◆ AIM OF THE EXERCISE: Each entry should be quoted word for word, including every mark of punctuation.

Data excerpts
┄┄┄┄┄┄┄┄┄┄┄┄┄┄┄┄┄┄┄┄

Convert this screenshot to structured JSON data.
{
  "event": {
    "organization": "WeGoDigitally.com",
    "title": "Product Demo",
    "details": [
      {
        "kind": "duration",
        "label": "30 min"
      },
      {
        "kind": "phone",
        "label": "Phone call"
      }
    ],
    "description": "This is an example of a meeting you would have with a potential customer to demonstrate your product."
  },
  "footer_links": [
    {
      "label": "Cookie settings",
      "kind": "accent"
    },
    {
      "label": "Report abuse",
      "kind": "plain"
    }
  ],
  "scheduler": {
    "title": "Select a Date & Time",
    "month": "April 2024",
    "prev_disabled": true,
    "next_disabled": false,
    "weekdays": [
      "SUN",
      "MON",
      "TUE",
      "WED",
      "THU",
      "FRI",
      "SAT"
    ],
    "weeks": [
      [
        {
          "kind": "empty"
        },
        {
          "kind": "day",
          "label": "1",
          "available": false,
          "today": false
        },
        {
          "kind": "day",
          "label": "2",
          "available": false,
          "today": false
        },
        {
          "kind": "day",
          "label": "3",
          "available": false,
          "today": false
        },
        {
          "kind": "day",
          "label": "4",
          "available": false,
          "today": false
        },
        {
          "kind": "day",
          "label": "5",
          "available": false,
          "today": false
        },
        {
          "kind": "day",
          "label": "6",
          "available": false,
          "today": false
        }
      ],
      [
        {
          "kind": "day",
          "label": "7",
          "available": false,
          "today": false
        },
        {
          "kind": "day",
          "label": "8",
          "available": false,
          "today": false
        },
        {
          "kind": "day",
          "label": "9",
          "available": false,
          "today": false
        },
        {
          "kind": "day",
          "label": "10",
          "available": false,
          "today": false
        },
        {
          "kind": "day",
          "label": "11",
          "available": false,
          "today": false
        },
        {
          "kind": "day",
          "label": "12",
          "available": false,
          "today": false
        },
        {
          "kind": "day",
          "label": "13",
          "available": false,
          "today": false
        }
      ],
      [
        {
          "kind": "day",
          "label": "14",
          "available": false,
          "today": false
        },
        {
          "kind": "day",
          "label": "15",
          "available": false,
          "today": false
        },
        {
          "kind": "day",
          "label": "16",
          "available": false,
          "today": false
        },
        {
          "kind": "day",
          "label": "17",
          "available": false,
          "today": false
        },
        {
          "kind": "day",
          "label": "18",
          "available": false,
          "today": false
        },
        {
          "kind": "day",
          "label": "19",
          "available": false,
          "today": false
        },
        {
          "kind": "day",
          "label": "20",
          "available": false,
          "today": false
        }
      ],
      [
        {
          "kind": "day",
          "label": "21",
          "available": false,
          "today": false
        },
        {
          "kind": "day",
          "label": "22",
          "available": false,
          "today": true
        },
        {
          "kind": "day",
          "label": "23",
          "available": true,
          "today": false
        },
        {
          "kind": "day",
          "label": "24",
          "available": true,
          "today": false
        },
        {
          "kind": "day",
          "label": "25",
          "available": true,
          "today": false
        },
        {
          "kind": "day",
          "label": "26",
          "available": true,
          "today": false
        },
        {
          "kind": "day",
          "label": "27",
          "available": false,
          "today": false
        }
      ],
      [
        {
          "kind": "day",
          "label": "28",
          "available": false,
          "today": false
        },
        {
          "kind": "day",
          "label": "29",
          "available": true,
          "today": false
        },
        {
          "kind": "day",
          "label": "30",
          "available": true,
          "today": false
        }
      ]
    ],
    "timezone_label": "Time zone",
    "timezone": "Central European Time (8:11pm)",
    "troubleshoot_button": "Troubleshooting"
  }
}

┄┄┄┄┄┄┄┄┄┄┄┄┄┄┄┄┄┄┄┄

◆ WRITTEN SOLUTION:
Convert this screenshot to structured JSON data.
{
  "event": {
    "organization": "WeGoDigitally.com",
    "title": "Product Demo",
    "details": [
      {
        "kind": "duration",
        "label": "30 min"
      },
      {
        "kind": "phone",
        "label": "Phone call"
      }
    ],
    "description": "This is an example of a meeting you would have with a potential customer to demonstrate your product."
  },
  "footer_links": [
    {
      "label": "Cookie settings",
      "kind": "accent"
    },
    {
      "label": "Report abuse",
      "kind": "plain"
    }
  ],
  "scheduler": {
    "title": "Select a Date & Time",
    "month": "April 2024",
    "prev_disabled": true,
    "next_disabled": false,
    "weekdays": [
      "SUN",
      "MON",
      "TUE",
      "WED",
      "THU",
      "FRI",
      "SAT"
    ],
    "weeks": [
      [
        {
          "kind": "empty"
        },
        {
          "kind": "day",
          "label": "1",
          "available": false,
          "today": false
        },
        {
          "kind": "day",
          "label": "2",
          "available": false,
          "today": false
        },
        {
          "kind": "day",
          "label": "3",
          "available": false,
          "today": false
        },
        {
          "kind": "day",
          "label": "4",
          "available": false,
          "today": false
        },
        {
          "kind": "day",
          "label": "5",
          "available": false,
          "today": false
        },
        {
          "kind": "day",
          "label": "6",
          "available": false,
          "today": false
        }
      ],
      [
        {
          "kind": "day",
          "label": "7",
          "available": false,
          "today": false
        },
        {
          "kind": "day",
          "label": "8",
          "available": false,
          "today": false
        },
        {
          "kind": "day",
          "label": "9",
          "available": false,
          "today": false
        },
        {
          "kind": "day",
          "label": "10",
          "available": false,
          "today": false
        },
        {
          "kind": "day",
          "label": "11",
          "available": false,
          "today": false
        },
        {
          "kind": "day",
          "label": "12",
          "available": false,
          "today": false
        },
        {
          "kind": "day",
          "label": "13",
          "available": false,
          "today": false
        }
      ],
      [
        {
          "kind": "day",
          "label": "14",
          "available": false,
          "today": false
        },
        {
          "kind": "day",
          "label": "15",
          "available": false,
          "today": false
        },
        {
          "kind": "day",
          "label": "16",
          "available": false,
          "today": false
        },
        {
          "kind": "day",
          "label": "17",
          "available": false,
          "today": false
        },
        {
          "kind": "day",
          "label": "18",
          "available": false,
          "today": false
        },
        {
          "kind": "day",
          "label": "19",
          "available": false,
          "today": false
        },
        {
          "kind": "day",
          "label": "20",
          "available": false,
          "today": false
        }
      ],
      [
        {
          "kind": "day",
          "label": "21",
          "available": false,
          "today": false
        },
        {
          "kind": "day",
          "label": "22",
          "available": false,
          "today": true
        },
        {
          "kind": "day",
          "label": "23",
          "available": true,
          "today": false
        },
        {
          "kind": "day",
          "label": "24",
          "available": true,
          "today": false
        },
        {
          "kind": "day",
          "label": "25",
          "available": true,
          "today": false
        },
        {
          "kind": "day",
          "label": "26",
          "available": true,
          "today": false
        },
        {
          "kind": "day",
          "label": "27",
          "available": false,
          "today": false
        }
      ],
      [
        {
          "kind": "day",
          "label": "28",
          "available": false,
          "today": false
        },
        {
          "kind": "day",
          "label": "29",
          "available": true,
          "today": false
        },
        {
          "kind": "day",
          "label": "30",
          "available": true,
          "today": false
        }
      ]
    ],
    "timezone_label": "Time zone",
    "timezone": "Central European Time (8:11pm)",
    "troubleshoot_button": "Troubleshooting"
  }
}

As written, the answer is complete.